* Short problem *
Every line in the listing is to be echoed verbatim.

* Input data *
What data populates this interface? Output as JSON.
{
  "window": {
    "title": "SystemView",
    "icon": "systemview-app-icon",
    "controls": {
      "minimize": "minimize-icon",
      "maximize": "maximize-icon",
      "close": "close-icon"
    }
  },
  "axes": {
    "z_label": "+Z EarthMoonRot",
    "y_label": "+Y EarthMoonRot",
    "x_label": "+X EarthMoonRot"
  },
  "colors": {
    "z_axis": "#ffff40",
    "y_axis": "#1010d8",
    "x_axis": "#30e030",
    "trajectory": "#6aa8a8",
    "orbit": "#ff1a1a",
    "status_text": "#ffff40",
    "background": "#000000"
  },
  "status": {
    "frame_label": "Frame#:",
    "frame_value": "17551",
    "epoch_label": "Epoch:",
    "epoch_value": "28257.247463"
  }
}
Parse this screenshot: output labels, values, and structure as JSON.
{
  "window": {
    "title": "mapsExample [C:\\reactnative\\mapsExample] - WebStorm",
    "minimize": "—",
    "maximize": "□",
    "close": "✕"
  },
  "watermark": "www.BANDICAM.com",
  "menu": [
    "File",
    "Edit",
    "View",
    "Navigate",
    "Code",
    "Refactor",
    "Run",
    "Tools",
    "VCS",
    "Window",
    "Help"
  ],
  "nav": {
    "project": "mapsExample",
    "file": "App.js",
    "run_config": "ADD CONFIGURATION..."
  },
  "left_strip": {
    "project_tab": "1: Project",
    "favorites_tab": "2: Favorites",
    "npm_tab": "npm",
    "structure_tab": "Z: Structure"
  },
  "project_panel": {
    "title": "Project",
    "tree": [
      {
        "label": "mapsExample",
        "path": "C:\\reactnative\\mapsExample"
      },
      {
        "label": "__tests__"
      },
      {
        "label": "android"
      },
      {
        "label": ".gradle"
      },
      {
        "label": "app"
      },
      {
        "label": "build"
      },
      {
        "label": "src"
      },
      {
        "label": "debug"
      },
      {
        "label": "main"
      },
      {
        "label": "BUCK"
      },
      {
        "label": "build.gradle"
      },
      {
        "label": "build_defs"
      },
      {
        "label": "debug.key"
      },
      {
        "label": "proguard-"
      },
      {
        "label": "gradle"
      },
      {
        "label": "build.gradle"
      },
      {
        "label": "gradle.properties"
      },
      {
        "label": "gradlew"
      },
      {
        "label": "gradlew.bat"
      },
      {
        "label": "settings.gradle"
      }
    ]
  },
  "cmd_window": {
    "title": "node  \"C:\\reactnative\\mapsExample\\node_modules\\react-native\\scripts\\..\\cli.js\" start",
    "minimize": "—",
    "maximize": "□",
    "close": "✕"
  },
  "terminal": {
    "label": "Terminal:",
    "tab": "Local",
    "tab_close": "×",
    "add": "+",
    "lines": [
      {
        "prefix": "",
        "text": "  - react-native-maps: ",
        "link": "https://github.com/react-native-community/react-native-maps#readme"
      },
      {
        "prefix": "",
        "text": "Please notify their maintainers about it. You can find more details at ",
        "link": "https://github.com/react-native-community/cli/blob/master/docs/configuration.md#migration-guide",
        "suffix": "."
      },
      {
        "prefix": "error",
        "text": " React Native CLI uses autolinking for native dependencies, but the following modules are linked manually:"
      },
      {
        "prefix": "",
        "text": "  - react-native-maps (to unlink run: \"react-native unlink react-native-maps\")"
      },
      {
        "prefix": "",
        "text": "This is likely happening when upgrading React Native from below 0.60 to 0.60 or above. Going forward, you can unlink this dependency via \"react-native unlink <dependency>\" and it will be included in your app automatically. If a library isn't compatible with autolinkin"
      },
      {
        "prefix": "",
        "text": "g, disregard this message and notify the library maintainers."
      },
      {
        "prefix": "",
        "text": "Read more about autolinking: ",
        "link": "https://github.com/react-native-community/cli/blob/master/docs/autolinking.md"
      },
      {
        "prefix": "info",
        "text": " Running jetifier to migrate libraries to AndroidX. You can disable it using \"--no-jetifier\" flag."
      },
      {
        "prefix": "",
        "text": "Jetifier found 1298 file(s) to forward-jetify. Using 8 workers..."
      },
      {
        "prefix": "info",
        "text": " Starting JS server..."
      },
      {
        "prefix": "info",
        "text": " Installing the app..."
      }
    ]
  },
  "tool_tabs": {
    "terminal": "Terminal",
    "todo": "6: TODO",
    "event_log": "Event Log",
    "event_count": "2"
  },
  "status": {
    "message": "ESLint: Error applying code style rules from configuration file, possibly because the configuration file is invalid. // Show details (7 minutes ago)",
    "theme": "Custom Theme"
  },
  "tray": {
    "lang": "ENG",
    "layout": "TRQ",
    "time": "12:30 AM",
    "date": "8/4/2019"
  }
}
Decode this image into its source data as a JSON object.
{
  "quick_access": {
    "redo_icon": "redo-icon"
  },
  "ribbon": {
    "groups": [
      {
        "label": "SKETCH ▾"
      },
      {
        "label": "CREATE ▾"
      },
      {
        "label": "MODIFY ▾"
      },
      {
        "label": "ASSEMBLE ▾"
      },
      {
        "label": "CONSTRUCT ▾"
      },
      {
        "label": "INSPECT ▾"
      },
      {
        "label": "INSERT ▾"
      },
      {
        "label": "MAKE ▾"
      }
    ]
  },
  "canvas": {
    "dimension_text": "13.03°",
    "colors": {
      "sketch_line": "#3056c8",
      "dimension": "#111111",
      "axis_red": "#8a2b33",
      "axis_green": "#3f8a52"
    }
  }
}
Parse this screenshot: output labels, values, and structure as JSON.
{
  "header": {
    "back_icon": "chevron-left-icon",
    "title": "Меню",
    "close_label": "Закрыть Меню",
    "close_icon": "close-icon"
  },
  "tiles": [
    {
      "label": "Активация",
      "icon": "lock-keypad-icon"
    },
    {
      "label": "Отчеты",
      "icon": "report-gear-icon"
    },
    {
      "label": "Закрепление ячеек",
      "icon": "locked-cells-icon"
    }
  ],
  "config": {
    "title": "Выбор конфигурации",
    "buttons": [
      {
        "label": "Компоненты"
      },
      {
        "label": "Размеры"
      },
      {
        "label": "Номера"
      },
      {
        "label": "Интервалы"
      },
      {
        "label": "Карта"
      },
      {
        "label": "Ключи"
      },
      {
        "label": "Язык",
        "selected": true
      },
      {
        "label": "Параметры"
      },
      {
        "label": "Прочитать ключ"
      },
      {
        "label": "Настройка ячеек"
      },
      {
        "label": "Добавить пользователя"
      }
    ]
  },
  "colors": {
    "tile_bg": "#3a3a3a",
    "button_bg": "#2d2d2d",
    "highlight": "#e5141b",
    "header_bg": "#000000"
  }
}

* Response to this exercise *
What data populates this interface? Output as JSON.
{
  "window": {
    "title": "SystemView",
    "icon": "systemview-app-icon",
    "controls": {
      "minimize": "minimize-icon",
      "maximize": "maximize-icon",
      "close": "close-icon"
    }
  },
  "axes": {
    "z_label": "+Z EarthMoonRot",
    "y_label": "+Y EarthMoonRot",
    "x_label": "+X EarthMoonRot"
  },
  "colors": {
    "z_axis": "#ffff40",
    "y_axis": "#1010d8",
    "x_axis": "#30e030",
    "trajectory": "#6aa8a8",
    "orbit": "#ff1a1a",
    "status_text": "#ffff40",
    "background": "#000000"
  },
  "status": {
    "frame_label": "Frame#:",
    "frame_value": "17551",
    "epoch_label": "Epoch:",
    "epoch_value": "28257.247463"
  }
}
Parse this screenshot: output labels, values, and structure as JSON.
{
  "window": {
    "title": "mapsExample [C:\\reactnative\\mapsExample] - WebStorm",
    "minimize": "—",
    "maximize": "□",
    "close": "✕"
  },
  "watermark": "www.BANDICAM.com",
  "menu": [
    "File",
    "Edit",
    "View",
    "Navigate",
    "Code",
    "Refactor",
    "Run",
    "Tools",
    "VCS",
    "Window",
    "Help"
  ],
  "nav": {
    "project": "mapsExample",
    "file": "App.js",
    "run_config": "ADD CONFIGURATION..."
  },
  "left_strip": {
    "project_tab": "1: Project",
    "favorites_tab": "2: Favorites",
    "npm_tab": "npm",
    "structure_tab": "Z: Structure"
  },
  "project_panel": {
    "title": "Project",
    "tree": [
      {
        "label": "mapsExample",
        "path": "C:\\reactnative\\mapsExample"
      },
      {
        "label": "__tests__"
      },
      {
        "label": "android"
      },
      {
        "label": ".gradle"
      },
      {
        "label": "app"
      },
      {
        "label": "build"
      },
      {
        "label": "src"
      },
      {
        "label": "debug"
      },
      {
        "label": "main"
      },
      {
        "label": "BUCK"
      },
      {
        "label": "build.gradle"
      },
      {
        "label": "build_defs"
      },
      {
        "label": "debug.key"
      },
      {
        "label": "proguard-"
      },
      {
        "label": "gradle"
      },
      {
        "label": "build.gradle"
      },
      {
        "label": "gradle.properties"
      },
      {
        "label": "gradlew"
      },
      {
        "label": "gradlew.bat"
      },
      {
        "label": "settings.gradle"
      }
    ]
  },
  "cmd_window": {
    "title": "node  \"C:\\reactnative\\mapsExample\\node_modules\\react-native\\scripts\\..\\cli.js\" start",
    "minimize": "—",
    "maximize": "□",
    "close": "✕"
  },
  "terminal": {
    "label": "Terminal:",
    "tab": "Local",
    "tab_close": "×",
    "add": "+",
    "lines": [
      {
        "prefix": "",
        "text": "  - react-native-maps: ",
        "link": "https://github.com/react-native-community/react-native-maps#readme"
      },
      {
        "prefix": "",
        "text": "Please notify their maintainers about it. You can find more details at ",
        "link": "https://github.com/react-native-community/cli/blob/master/docs/configuration.md#migration-guide",
        "suffix": "."
      },
      {
        "prefix": "error",
        "text": " React Native CLI uses autolinking for native dependencies, but the following modules are linked manually:"
      },
      {
        "prefix": "",
        "text": "  - react-native-maps (to unlink run: \"react-native unlink react-native-maps\")"
      },
      {
        "prefix": "",
        "text": "This is likely happening when upgrading React Native from below 0.60 to 0.60 or above. Going forward, you can unlink this dependency via \"react-native unlink <dependency>\" and it will be included in your app automatically. If a library isn't compatible with autolinkin"
      },
      {
        "prefix": "",
        "text": "g, disregard this message and notify the library maintainers."
      },
      {
        "prefix": "",
        "text": "Read more about autolinking: ",
        "link": "https://github.com/react-native-community/cli/blob/master/docs/autolinking.md"
      },
      {
        "prefix": "info",
        "text": " Running jetifier to migrate libraries to AndroidX. You can disable it using \"--no-jetifier\" flag."
      },
      {
        "prefix": "",
        "text": "Jetifier found 1298 file(s) to forward-jetify. Using 8 workers..."
      },
      {
        "prefix": "info",
        "text": " Starting JS server..."
      },
      {
        "prefix": "info",
        "text": " Installing the app..."
      }
    ]
  },
  "tool_tabs": {
    "terminal": "Terminal",
    "todo": "6: TODO",
    "event_log": "Event Log",
    "event_count": "2"
  },
  "status": {
    "message": "ESLint: Error applying code style rules from configuration file, possibly because the configuration file is invalid. // Show details (7 minutes ago)",
    "theme": "Custom Theme"
  },
  "tray": {
    "lang": "ENG",
    "layout": "TRQ",
    "time": "12:30 AM",
    "date": "8/4/2019"
  }
}
Decode this image into its source data as a JSON object.
{
  "quick_access": {
    "redo_icon": "redo-icon"
  },
  "ribbon": {
    "groups": [
      {
        "label": "SKETCH ▾"
      },
      {
        "label": "CREATE ▾"
      },
      {
        "label": "MODIFY ▾"
      },
      {
        "label": "ASSEMBLE ▾"
      },
      {
        "label": "CONSTRUCT ▾"
      },
      {
        "label": "INSPECT ▾"
      },
      {
        "label": "INSERT ▾"
      },
      {
        "label": "MAKE ▾"
      }
    ]
  },
  "canvas": {
    "dimension_text": "13.03°",
    "colors": {
      "sketch_line": "#3056c8",
      "dimension": "#111111",
      "axis_red": "#8a2b33",
      "axis_green": "#3f8a52"
    }
  }
}
Parse this screenshot: output labels, values, and structure as JSON.
{
  "header": {
    "back_icon": "chevron-left-icon",
    "title": "Меню",
    "close_label": "Закрыть Меню",
    "close_icon": "close-icon"
  },
  "tiles": [
    {
      "label": "Активация",
      "icon": "lock-keypad-icon"
    },
    {
      "label": "Отчеты",
      "icon": "report-gear-icon"
    },
    {
      "label": "Закрепление ячеек",
      "icon": "locked-cells-icon"
    }
  ],
  "config": {
    "title": "Выбор конфигурации",
    "buttons": [
      {
        "label": "Компоненты"
      },
      {
        "label": "Размеры"
      },
      {
        "label": "Номера"
      },
      {
        "label": "Интервалы"
      },
      {
        "label": "Карта"
      },
      {
        "label": "Ключи"
      },
      {
        "label": "Язык",
        "selected": true
      },
      {
        "label": "Параметры"
      },
      {
        "label": "Прочитать ключ"
      },
      {
        "label": "Настройка ячеек"
      },
      {
        "label": "Добавить пользователя"
      }
    ]
  },
  "colors": {
    "tile_bg": "#3a3a3a",
    "button_bg": "#2d2d2d",
    "highlight": "#e5141b",
    "header_bg": "#000000"
  }
}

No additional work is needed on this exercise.